REQUIRED TASK: Go through the listing beneath this task and return every line that carries the string "chính".

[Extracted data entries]
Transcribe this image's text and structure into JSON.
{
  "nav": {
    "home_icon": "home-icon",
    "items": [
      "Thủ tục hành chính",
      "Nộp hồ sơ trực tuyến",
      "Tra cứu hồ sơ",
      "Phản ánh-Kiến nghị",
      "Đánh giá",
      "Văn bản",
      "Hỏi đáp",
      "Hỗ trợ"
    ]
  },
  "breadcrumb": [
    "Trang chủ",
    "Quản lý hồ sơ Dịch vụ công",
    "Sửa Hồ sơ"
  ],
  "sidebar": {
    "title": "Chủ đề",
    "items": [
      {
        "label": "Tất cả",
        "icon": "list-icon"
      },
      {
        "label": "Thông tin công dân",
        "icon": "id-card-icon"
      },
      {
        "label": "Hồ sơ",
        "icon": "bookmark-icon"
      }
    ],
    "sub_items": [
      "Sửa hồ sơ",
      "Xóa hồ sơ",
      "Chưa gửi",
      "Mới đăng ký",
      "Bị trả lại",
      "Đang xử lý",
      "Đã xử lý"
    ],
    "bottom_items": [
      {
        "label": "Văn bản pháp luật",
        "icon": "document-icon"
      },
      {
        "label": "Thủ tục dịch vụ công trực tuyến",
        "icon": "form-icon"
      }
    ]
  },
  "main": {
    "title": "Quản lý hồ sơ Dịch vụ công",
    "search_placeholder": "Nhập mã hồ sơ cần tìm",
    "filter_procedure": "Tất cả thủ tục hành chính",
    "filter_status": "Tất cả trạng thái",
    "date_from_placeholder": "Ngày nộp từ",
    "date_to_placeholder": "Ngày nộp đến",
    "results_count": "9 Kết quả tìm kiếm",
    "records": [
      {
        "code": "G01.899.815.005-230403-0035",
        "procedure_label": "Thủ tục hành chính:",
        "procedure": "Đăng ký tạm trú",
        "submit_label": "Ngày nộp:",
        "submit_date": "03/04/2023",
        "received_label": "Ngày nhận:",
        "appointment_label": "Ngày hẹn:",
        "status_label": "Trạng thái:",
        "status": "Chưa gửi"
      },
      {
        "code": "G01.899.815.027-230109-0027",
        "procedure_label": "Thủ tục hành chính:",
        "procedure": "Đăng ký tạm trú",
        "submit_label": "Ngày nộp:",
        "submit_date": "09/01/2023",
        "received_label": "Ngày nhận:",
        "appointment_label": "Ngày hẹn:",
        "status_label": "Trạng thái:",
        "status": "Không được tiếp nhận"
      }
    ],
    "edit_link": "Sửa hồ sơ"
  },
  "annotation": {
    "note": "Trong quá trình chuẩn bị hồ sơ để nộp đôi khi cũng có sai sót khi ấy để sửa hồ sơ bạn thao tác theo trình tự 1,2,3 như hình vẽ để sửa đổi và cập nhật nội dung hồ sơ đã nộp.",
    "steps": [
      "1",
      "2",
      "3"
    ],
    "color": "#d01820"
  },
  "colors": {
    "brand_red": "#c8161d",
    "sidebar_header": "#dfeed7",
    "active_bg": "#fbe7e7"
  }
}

...

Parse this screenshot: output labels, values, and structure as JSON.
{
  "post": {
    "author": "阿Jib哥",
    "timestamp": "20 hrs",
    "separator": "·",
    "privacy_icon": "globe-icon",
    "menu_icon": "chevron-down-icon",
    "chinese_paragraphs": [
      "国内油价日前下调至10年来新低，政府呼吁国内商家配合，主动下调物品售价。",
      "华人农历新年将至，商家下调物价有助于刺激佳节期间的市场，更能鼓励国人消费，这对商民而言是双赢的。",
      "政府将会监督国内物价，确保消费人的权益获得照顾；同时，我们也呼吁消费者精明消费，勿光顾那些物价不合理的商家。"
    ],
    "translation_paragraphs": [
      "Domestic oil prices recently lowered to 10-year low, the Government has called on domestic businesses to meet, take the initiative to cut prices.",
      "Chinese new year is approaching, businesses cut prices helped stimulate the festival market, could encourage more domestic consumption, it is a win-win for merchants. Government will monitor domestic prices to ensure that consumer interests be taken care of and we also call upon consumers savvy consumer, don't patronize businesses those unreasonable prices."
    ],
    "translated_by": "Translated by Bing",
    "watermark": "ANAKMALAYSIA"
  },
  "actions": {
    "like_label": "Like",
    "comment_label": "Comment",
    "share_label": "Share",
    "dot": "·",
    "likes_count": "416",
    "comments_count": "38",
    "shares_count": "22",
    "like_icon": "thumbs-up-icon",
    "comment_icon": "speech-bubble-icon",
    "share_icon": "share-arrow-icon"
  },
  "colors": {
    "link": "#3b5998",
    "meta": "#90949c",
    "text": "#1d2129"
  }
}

WRITTEN SOLUTION:
      "Thủ tục hành chính",
    "filter_procedure": "Tất cả thủ tục hành chính",
        "procedure_label": "Thủ tục hành chính:",
        "procedure_label": "Thủ tục hành chính:",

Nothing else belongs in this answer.